Stated problem: Your task is to repeat the entries exactly. Leave the pictures out.

BEGIN

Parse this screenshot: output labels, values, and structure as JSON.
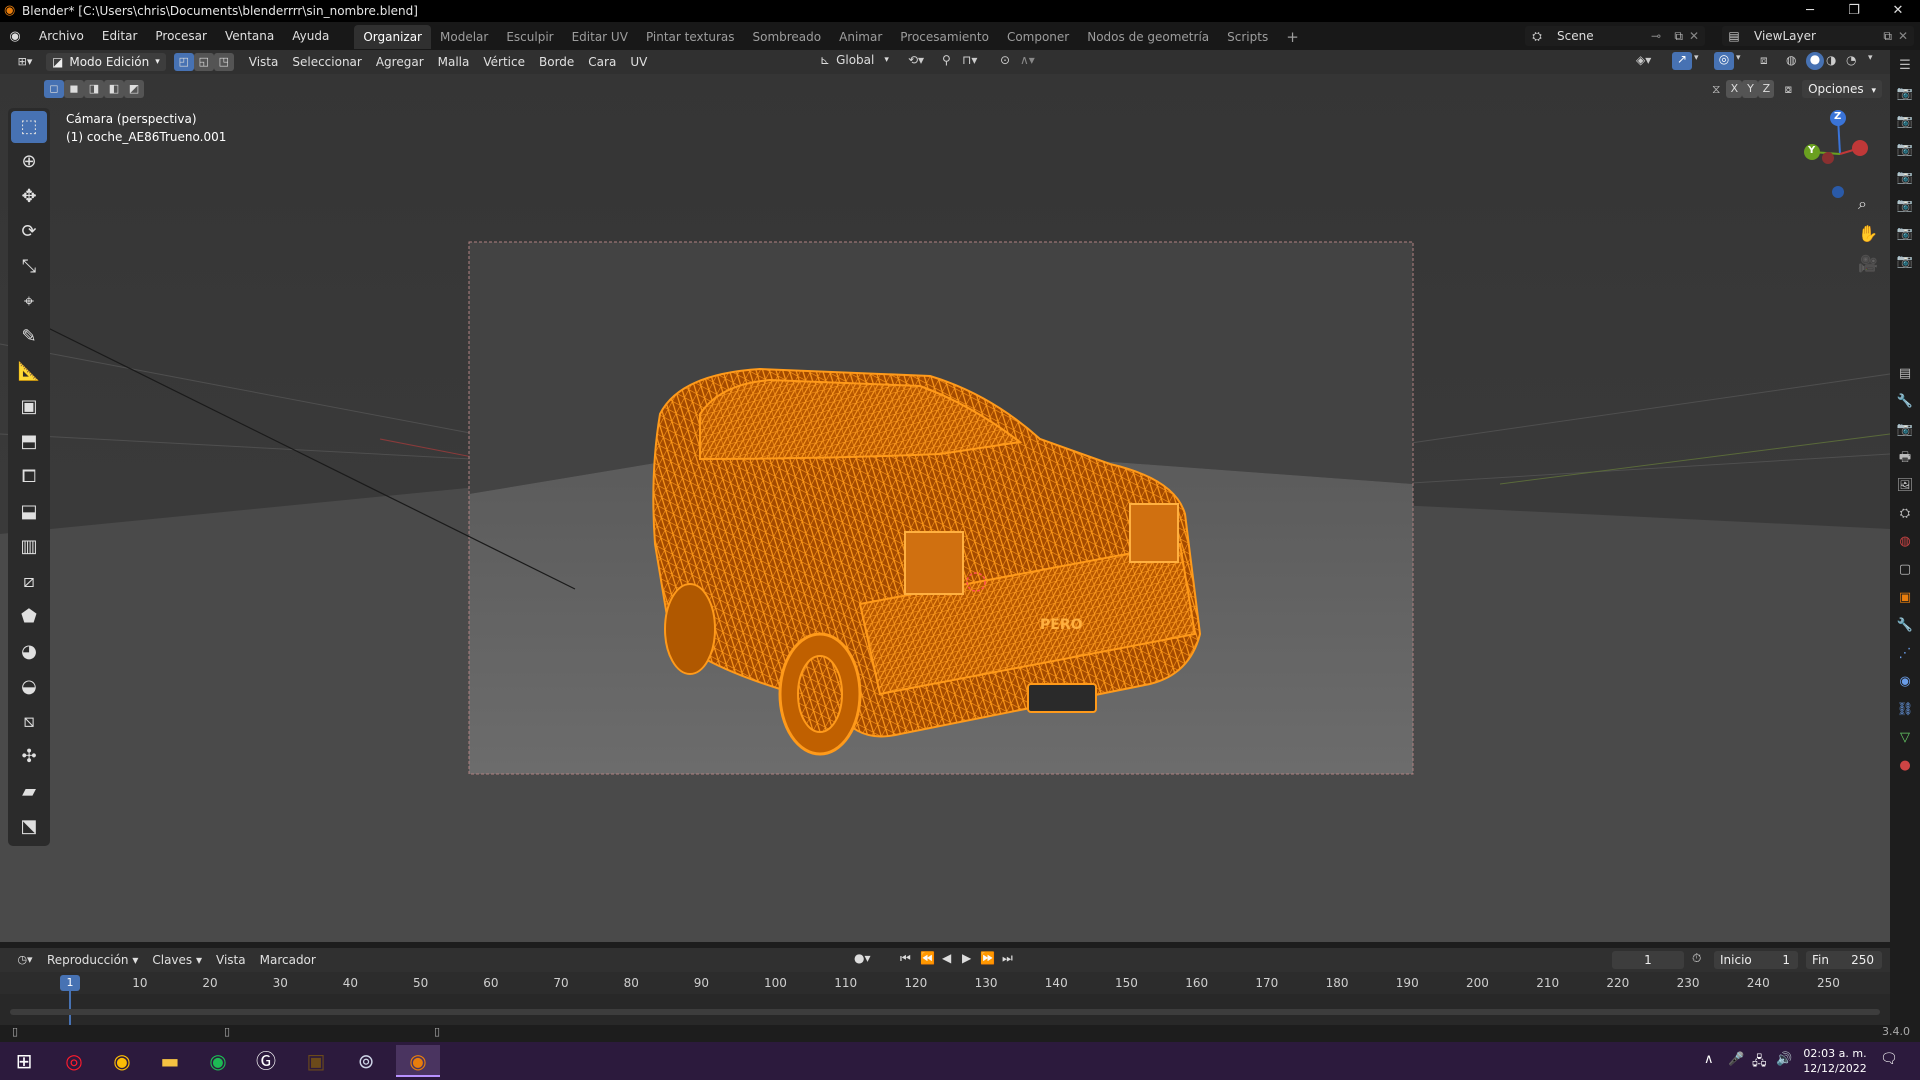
{
  "window": {
    "title": "Blender* [C:\\Users\\chris\\Documents\\blenderrrr\\sin_nombre.blend]",
    "minimize": "─",
    "maximize": "❐",
    "close": "✕"
  },
  "menu": {
    "items": [
      "Archivo",
      "Editar",
      "Procesar",
      "Ventana",
      "Ayuda"
    ],
    "workspaces": [
      "Organizar",
      "Modelar",
      "Esculpir",
      "Editar UV",
      "Pintar texturas",
      "Sombreado",
      "Animar",
      "Procesamiento",
      "Componer",
      "Nodos de geometría",
      "Scripts"
    ],
    "active_workspace": "Organizar",
    "add_tab": "+",
    "scene": "Scene",
    "view_layer": "ViewLayer"
  },
  "header3d": {
    "mode": "Modo Edición",
    "menus": [
      "Vista",
      "Seleccionar",
      "Agregar",
      "Malla",
      "Vértice",
      "Borde",
      "Cara",
      "UV"
    ],
    "orientation": "Global",
    "axes": [
      "X",
      "Y",
      "Z"
    ],
    "options": "Opciones"
  },
  "viewport": {
    "camera_label": "Cámara (perspectiva)",
    "object_label": "(1) coche_AE86Trueno.001",
    "plate_text": "PERO",
    "gizmo": {
      "z": "Z",
      "y": "Y"
    }
  },
  "timeline": {
    "menus": [
      "Reproducción",
      "Claves",
      "Vista",
      "Marcador"
    ],
    "current_frame": "1",
    "start_label": "Inicio",
    "start": "1",
    "end_label": "Fin",
    "end": "250",
    "ticks": [
      "10",
      "20",
      "30",
      "40",
      "50",
      "60",
      "70",
      "80",
      "90",
      "100",
      "110",
      "120",
      "130",
      "140",
      "150",
      "160",
      "170",
      "180",
      "190",
      "200",
      "210",
      "220",
      "230",
      "240",
      "250"
    ],
    "frame_marker": "1"
  },
  "status": {
    "version": "3.4.0"
  },
  "taskbar": {
    "time": "02:03 a. m.",
    "date": "12/12/2022"
  },
  "colors": {
    "accent": "#4772b3",
    "wire": "#ff8c00",
    "camera_frame": "#8a8a8a",
    "taskbar": "#2c1a3d"
  }
}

END

Response to the exercise:
Parse this screenshot: output labels, values, and structure as JSON.
{
  "window": {
    "title": "Blender* [C:\\Users\\chris\\Documents\\blenderrrr\\sin_nombre.blend]",
    "minimize": "─",
    "maximize": "❐",
    "close": "✕"
  },
  "menu": {
    "items": [
      "Archivo",
      "Editar",
      "Procesar",
      "Ventana",
      "Ayuda"
    ],
    "workspaces": [
      "Organizar",
      "Modelar",
      "Esculpir",
      "Editar UV",
      "Pintar texturas",
      "Sombreado",
      "Animar",
      "Procesamiento",
      "Componer",
      "Nodos de geometría",
      "Scripts"
    ],
    "active_workspace": "Organizar",
    "add_tab": "+",
    "scene": "Scene",
    "view_layer": "ViewLayer"
  },
  "header3d": {
    "mode": "Modo Edición",
    "menus": [
      "Vista",
      "Seleccionar",
      "Agregar",
      "Malla",
      "Vértice",
      "Borde",
      "Cara",
      "UV"
    ],
    "orientation": "Global",
    "axes": [
      "X",
      "Y",
      "Z"
    ],
    "options": "Opciones"
  },
  "viewport": {
    "camera_label": "Cámara (perspectiva)",
    "object_label": "(1) coche_AE86Trueno.001",
    "plate_text": "PERO",
    "gizmo": {
      "z": "Z",
      "y": "Y"
    }
  },
  "timeline": {
    "menus": [
      "Reproducción",
      "Claves",
      "Vista",
      "Marcador"
    ],
    "current_frame": "1",
    "start_label": "Inicio",
    "start": "1",
    "end_label": "Fin",
    "end": "250",
    "ticks": [
      "10",
      "20",
      "30",
      "40",
      "50",
      "60",
      "70",
      "80",
      "90",
      "100",
      "110",
      "120",
      "130",
      "140",
      "150",
      "160",
      "170",
      "180",
      "190",
      "200",
      "210",
      "220",
      "230",
      "240",
      "250"
    ],
    "frame_marker": "1"
  },
  "status": {
    "version": "3.4.0"
  },
  "taskbar": {
    "time": "02:03 a. m.",
    "date": "12/12/2022"
  },
  "colors": {
    "accent": "#4772b3",
    "wire": "#ff8c00",
    "camera_frame": "#8a8a8a",
    "taskbar": "#2c1a3d"
  }
}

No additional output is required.